* [Objective]: The entries below should be given again exactly, minus their pictures.

(Dataset listings of figures)
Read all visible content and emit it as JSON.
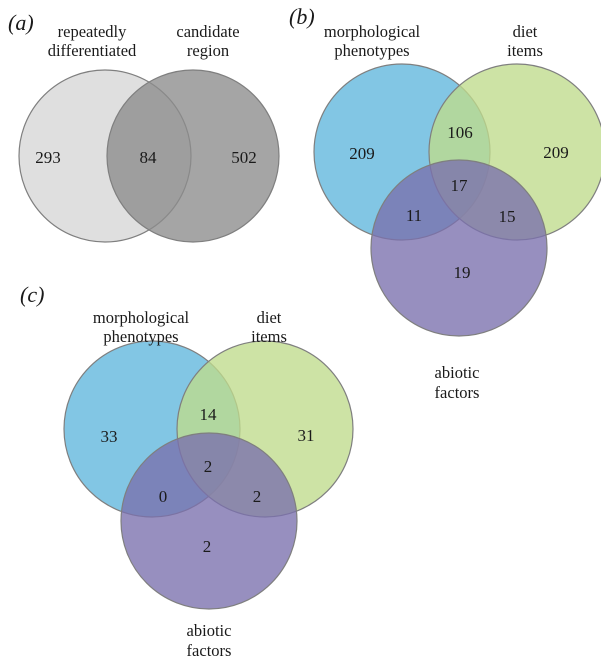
{
  "panels": [
    {
      "label": "(a)",
      "sets": [
        {
          "key": "rd",
          "label_lines": [
            "repeatedly",
            "differentiated"
          ],
          "color": "#d6d6d6"
        },
        {
          "key": "cr",
          "label_lines": [
            "candidate",
            "region"
          ],
          "color": "#8c8c8c"
        }
      ],
      "regions": [
        {
          "sets": [
            "rd"
          ],
          "count": 293
        },
        {
          "sets": [
            "rd",
            "cr"
          ],
          "count": 84
        },
        {
          "sets": [
            "cr"
          ],
          "count": 502
        }
      ]
    },
    {
      "label": "(b)",
      "sets": [
        {
          "key": "mp",
          "label_lines": [
            "morphological",
            "phenotypes"
          ],
          "color": "#5fb6dc"
        },
        {
          "key": "di",
          "label_lines": [
            "diet",
            "items"
          ],
          "color": "#bfdb8c"
        },
        {
          "key": "af",
          "label_lines": [
            "abiotic",
            "factors"
          ],
          "color": "#7a70ad"
        }
      ],
      "regions": [
        {
          "sets": [
            "mp"
          ],
          "count": 209
        },
        {
          "sets": [
            "mp",
            "di"
          ],
          "count": 106
        },
        {
          "sets": [
            "di"
          ],
          "count": 209
        },
        {
          "sets": [
            "mp",
            "di",
            "af"
          ],
          "count": 17
        },
        {
          "sets": [
            "mp",
            "af"
          ],
          "count": 11
        },
        {
          "sets": [
            "di",
            "af"
          ],
          "count": 15
        },
        {
          "sets": [
            "af"
          ],
          "count": 19
        }
      ]
    },
    {
      "label": "(c)",
      "sets": [
        {
          "key": "mp",
          "label_lines": [
            "morphological",
            "phenotypes"
          ],
          "color": "#5fb6dc"
        },
        {
          "key": "di",
          "label_lines": [
            "diet",
            "items"
          ],
          "color": "#bfdb8c"
        },
        {
          "key": "af",
          "label_lines": [
            "abiotic",
            "factors"
          ],
          "color": "#7a70ad"
        }
      ],
      "regions": [
        {
          "sets": [
            "mp"
          ],
          "count": 33
        },
        {
          "sets": [
            "mp",
            "di"
          ],
          "count": 14
        },
        {
          "sets": [
            "di"
          ],
          "count": 31
        },
        {
          "sets": [
            "mp",
            "di",
            "af"
          ],
          "count": 2
        },
        {
          "sets": [
            "mp",
            "af"
          ],
          "count": 0
        },
        {
          "sets": [
            "di",
            "af"
          ],
          "count": 2
        },
        {
          "sets": [
            "af"
          ],
          "count": 2
        }
      ]
    }
  ]
}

* [Solution for this task]:
Read all visible content and emit it as JSON.
{
  "panels": [
    {
      "label": "(a)",
      "sets": [
        {
          "key": "rd",
          "label_lines": [
            "repeatedly",
            "differentiated"
          ],
          "color": "#d6d6d6"
        },
        {
          "key": "cr",
          "label_lines": [
            "candidate",
            "region"
          ],
          "color": "#8c8c8c"
        }
      ],
      "regions": [
        {
          "sets": [
            "rd"
          ],
          "count": 293
        },
        {
          "sets": [
            "rd",
            "cr"
          ],
          "count": 84
        },
        {
          "sets": [
            "cr"
          ],
          "count": 502
        }
      ]
    },
    {
      "label": "(b)",
      "sets": [
        {
          "key": "mp",
          "label_lines": [
            "morphological",
            "phenotypes"
          ],
          "color": "#5fb6dc"
        },
        {
          "key": "di",
          "label_lines": [
            "diet",
            "items"
          ],
          "color": "#bfdb8c"
        },
        {
          "key": "af",
          "label_lines": [
            "abiotic",
            "factors"
          ],
          "color": "#7a70ad"
        }
      ],
      "regions": [
        {
          "sets": [
            "mp"
          ],
          "count": 209
        },
        {
          "sets": [
            "mp",
            "di"
          ],
          "count": 106
        },
        {
          "sets": [
            "di"
          ],
          "count": 209
        },
        {
          "sets": [
            "mp",
            "di",
            "af"
          ],
          "count": 17
        },
        {
          "sets": [
            "mp",
            "af"
          ],
          "count": 11
        },
        {
          "sets": [
            "di",
            "af"
          ],
          "count": 15
        },
        {
          "sets": [
            "af"
          ],
          "count": 19
        }
      ]
    },
    {
      "label": "(c)",
      "sets": [
        {
          "key": "mp",
          "label_lines": [
            "morphological",
            "phenotypes"
          ],
          "color": "#5fb6dc"
        },
        {
          "key": "di",
          "label_lines": [
            "diet",
            "items"
          ],
          "color": "#bfdb8c"
        },
        {
          "key": "af",
          "label_lines": [
            "abiotic",
            "factors"
          ],
          "color": "#7a70ad"
        }
      ],
      "regions": [
        {
          "sets": [
            "mp"
          ],
          "count": 33
        },
        {
          "sets": [
            "mp",
            "di"
          ],
          "count": 14
        },
        {
          "sets": [
            "di"
          ],
          "count": 31
        },
        {
          "sets": [
            "mp",
            "di",
            "af"
          ],
          "count": 2
        },
        {
          "sets": [
            "mp",
            "af"
          ],
          "count": 0
        },
        {
          "sets": [
            "di",
            "af"
          ],
          "count": 2
        },
        {
          "sets": [
            "af"
          ],
          "count": 2
        }
      ]
    }
  ]
}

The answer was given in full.